## GIVEN REQUEST
Present the data as a numbered list, starting with the line that contains "checkbox[interactable] (189, 304, 201, 316)" and continuing through the line that contains "captcha-image: 209216 (22, 346, 134, 402)", with any blank lines omitted.
+++++
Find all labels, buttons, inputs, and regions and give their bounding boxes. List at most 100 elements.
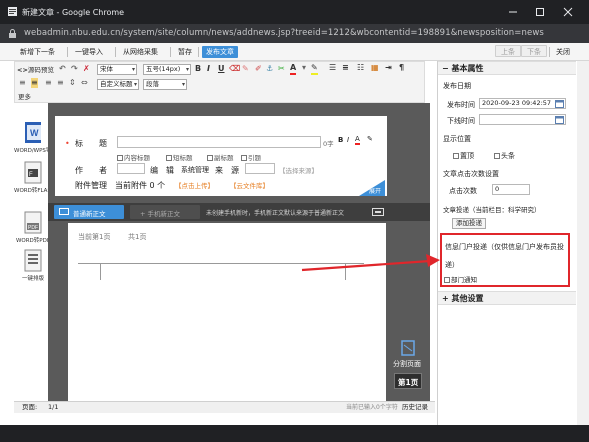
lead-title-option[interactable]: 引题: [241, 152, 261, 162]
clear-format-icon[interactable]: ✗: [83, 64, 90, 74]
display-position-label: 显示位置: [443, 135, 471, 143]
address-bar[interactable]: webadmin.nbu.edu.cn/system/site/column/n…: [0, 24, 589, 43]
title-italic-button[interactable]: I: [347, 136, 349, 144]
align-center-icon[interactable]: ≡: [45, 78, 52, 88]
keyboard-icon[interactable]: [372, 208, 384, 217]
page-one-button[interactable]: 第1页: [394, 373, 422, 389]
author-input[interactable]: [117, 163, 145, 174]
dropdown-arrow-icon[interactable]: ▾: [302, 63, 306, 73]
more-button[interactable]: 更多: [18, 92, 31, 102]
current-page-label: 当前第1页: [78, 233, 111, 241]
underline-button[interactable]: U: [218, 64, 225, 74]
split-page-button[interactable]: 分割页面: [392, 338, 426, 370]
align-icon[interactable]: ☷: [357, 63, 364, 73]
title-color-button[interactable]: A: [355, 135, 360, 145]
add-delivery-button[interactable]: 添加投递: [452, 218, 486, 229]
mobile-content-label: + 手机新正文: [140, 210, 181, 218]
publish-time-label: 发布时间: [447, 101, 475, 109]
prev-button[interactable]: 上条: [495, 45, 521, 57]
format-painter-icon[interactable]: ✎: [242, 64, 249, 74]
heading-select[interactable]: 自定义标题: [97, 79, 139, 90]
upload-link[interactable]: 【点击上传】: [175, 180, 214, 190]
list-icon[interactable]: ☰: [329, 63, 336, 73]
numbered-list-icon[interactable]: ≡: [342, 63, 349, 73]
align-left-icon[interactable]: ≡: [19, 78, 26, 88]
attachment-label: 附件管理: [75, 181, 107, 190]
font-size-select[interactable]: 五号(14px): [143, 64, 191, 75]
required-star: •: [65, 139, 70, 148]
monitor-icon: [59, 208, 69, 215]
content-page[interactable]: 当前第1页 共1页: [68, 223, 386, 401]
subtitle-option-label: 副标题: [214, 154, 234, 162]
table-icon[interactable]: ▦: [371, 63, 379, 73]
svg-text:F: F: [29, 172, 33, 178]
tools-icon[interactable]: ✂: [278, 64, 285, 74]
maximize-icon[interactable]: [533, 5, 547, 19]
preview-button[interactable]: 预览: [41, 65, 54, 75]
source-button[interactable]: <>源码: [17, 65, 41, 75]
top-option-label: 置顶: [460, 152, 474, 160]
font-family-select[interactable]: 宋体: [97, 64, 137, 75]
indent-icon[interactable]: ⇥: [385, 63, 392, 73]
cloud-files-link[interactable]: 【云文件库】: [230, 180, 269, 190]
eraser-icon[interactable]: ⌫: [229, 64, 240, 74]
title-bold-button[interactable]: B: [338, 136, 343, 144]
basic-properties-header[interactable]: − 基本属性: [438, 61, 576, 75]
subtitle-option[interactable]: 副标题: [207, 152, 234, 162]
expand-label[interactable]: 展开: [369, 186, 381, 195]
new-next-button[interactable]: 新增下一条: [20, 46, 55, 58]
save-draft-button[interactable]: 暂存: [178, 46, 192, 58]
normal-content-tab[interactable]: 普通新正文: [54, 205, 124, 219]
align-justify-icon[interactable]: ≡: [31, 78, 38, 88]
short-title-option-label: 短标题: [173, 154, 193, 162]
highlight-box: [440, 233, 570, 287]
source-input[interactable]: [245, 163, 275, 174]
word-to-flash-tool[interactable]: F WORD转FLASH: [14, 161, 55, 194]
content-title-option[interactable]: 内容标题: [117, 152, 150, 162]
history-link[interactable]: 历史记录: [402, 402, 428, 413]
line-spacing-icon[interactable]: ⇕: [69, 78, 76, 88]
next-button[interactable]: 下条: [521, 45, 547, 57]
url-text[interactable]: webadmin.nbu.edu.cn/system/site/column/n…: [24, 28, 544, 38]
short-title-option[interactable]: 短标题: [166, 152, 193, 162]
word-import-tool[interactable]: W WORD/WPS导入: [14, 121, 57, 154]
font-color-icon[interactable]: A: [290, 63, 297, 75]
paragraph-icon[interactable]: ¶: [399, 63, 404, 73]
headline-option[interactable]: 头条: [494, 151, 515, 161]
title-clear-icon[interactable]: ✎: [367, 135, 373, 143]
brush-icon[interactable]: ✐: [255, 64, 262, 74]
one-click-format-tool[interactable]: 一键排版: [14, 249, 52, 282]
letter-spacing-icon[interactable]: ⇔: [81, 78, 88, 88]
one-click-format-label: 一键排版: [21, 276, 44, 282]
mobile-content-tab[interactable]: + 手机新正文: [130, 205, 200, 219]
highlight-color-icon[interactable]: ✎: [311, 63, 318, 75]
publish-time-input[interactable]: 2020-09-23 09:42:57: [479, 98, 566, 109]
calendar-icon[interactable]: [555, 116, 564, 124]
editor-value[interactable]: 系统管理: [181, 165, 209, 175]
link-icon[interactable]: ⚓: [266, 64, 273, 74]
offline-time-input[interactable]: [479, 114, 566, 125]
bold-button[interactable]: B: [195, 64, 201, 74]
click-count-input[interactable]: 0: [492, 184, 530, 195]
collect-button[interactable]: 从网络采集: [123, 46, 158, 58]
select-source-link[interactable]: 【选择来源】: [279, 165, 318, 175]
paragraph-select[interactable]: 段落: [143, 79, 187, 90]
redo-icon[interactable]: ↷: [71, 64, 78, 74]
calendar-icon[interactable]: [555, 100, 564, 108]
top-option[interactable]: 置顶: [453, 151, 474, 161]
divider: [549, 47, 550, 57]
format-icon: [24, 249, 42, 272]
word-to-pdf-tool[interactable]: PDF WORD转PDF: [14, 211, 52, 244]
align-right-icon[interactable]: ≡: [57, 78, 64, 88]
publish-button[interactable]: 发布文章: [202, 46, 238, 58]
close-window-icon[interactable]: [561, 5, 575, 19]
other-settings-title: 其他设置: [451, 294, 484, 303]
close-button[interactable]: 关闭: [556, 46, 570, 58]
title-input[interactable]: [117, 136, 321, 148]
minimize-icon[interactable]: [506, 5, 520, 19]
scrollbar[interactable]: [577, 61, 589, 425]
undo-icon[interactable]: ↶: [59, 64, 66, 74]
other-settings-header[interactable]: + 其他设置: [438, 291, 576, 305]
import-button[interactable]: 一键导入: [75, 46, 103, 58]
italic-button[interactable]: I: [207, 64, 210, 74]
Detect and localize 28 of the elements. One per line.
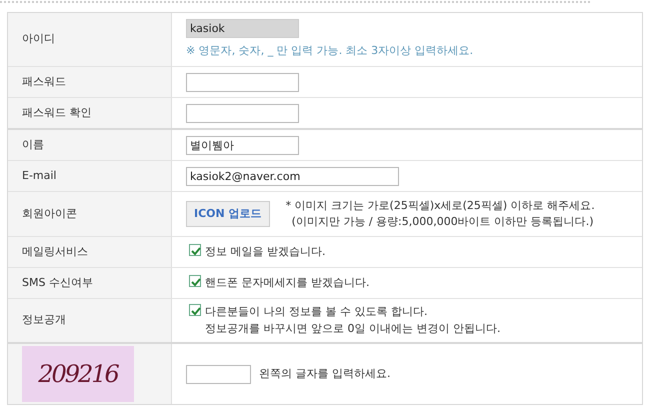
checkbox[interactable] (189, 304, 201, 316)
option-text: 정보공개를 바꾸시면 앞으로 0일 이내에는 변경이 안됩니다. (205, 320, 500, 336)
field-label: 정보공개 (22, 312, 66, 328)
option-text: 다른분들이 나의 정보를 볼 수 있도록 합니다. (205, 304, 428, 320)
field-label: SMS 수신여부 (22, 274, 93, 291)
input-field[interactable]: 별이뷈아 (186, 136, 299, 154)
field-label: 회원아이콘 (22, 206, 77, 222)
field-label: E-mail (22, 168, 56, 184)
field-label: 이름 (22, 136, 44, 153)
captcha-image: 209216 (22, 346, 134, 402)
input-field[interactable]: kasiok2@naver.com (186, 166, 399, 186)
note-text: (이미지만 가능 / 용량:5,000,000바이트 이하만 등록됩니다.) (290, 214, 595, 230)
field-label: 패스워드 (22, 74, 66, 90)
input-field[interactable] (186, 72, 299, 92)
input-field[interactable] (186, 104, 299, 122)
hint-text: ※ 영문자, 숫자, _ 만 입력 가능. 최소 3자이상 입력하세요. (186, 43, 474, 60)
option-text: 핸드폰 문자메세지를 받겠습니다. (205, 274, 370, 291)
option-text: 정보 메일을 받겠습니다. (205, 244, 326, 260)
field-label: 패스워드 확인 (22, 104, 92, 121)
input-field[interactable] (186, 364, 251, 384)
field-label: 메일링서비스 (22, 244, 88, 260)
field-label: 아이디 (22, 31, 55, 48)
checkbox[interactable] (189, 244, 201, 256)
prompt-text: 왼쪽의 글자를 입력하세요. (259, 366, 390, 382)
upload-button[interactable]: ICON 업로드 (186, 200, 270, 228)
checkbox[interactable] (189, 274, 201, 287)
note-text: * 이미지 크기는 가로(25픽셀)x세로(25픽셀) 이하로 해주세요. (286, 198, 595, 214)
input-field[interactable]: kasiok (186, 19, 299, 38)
+++++
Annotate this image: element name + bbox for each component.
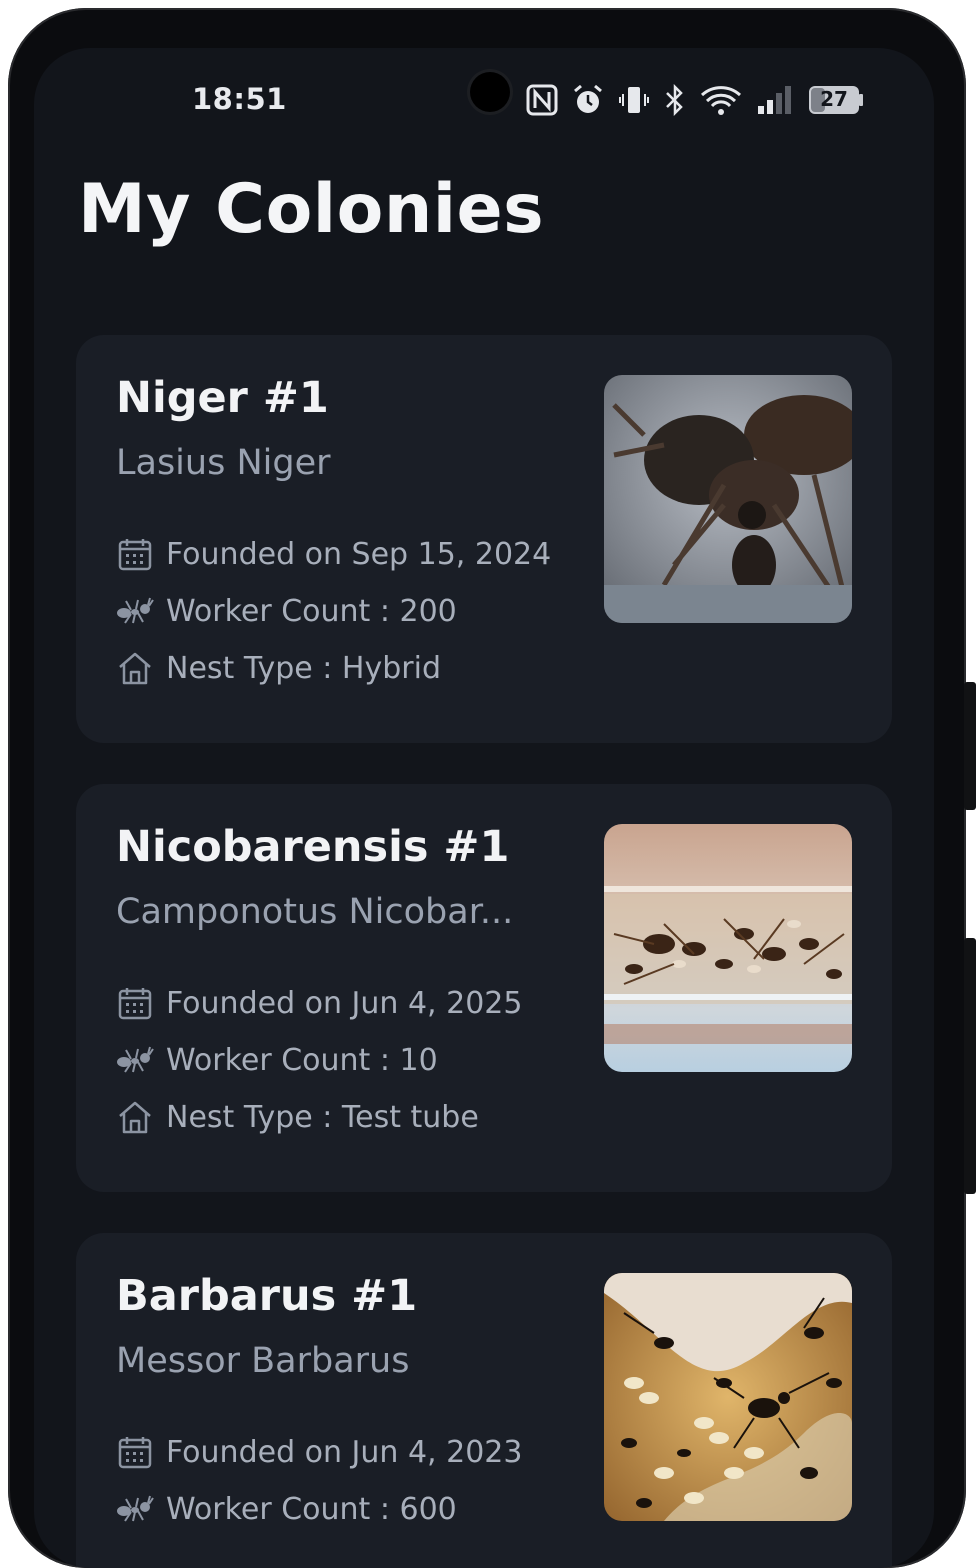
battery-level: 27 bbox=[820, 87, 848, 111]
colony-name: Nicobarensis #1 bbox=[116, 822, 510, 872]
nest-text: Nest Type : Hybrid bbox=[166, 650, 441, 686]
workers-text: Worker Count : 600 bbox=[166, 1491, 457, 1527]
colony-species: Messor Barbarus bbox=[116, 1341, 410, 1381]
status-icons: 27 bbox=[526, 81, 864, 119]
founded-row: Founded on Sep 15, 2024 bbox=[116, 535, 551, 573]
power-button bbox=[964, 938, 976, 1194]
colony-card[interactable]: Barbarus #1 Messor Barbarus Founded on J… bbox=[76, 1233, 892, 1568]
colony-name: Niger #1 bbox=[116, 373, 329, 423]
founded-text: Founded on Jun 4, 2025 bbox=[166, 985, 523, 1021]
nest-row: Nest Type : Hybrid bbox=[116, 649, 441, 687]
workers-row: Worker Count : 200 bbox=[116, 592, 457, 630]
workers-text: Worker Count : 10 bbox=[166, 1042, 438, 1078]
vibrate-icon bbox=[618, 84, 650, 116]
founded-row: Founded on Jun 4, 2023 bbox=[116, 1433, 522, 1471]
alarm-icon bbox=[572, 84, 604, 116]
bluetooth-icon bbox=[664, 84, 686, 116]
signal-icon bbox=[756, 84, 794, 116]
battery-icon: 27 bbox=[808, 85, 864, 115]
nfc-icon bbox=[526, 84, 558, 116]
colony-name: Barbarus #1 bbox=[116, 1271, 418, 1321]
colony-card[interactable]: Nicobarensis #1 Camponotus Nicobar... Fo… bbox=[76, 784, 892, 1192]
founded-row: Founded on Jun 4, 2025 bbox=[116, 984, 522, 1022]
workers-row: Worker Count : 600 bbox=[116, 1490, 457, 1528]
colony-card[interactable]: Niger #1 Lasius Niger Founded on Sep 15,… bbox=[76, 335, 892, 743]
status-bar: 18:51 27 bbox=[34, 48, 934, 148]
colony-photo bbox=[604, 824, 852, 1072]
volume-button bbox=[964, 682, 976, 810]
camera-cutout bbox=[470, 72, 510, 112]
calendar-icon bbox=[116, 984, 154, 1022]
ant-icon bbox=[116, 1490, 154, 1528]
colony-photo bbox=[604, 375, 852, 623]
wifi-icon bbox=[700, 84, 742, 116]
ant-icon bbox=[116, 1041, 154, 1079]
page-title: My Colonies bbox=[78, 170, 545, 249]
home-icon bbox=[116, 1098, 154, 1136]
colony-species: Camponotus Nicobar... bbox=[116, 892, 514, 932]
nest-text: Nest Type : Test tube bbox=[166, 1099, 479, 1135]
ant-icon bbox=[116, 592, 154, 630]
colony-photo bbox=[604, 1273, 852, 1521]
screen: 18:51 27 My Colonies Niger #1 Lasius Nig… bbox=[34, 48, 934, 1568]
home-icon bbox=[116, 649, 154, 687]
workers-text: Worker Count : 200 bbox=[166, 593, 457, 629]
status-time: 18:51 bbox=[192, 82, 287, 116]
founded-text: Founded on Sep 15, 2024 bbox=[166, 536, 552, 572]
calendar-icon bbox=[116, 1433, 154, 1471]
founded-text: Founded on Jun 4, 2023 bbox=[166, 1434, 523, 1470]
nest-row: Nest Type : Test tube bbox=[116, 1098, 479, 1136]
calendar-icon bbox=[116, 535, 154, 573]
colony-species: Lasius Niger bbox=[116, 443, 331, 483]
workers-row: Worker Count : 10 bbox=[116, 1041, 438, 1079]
+++++
## EXERCISE RESULT
1. checkbox[interactable] (189, 304, 201, 316)
2. option-text: 정보공개를 바꾸시면 앞으로 0일 이내에는 변경이 안됩니다. (205, 320, 500, 336)
3. field-label: 정보공개 (22, 312, 66, 328)
4. option-text: 다른분들이 나의 정보를 볼 수 있도록 합니다. (205, 304, 428, 320)
5. field-label: SMS 수신여부 (22, 274, 93, 291)
6. input-field[interactable]: 별이뷈아 (186, 136, 299, 154)
7. field-label: 회원아이콘 (22, 206, 77, 222)
8. field-label: E-mail (22, 168, 56, 184)
9. field-label: 이름 (22, 136, 44, 153)
10. captcha-image: 209216 (22, 346, 134, 402)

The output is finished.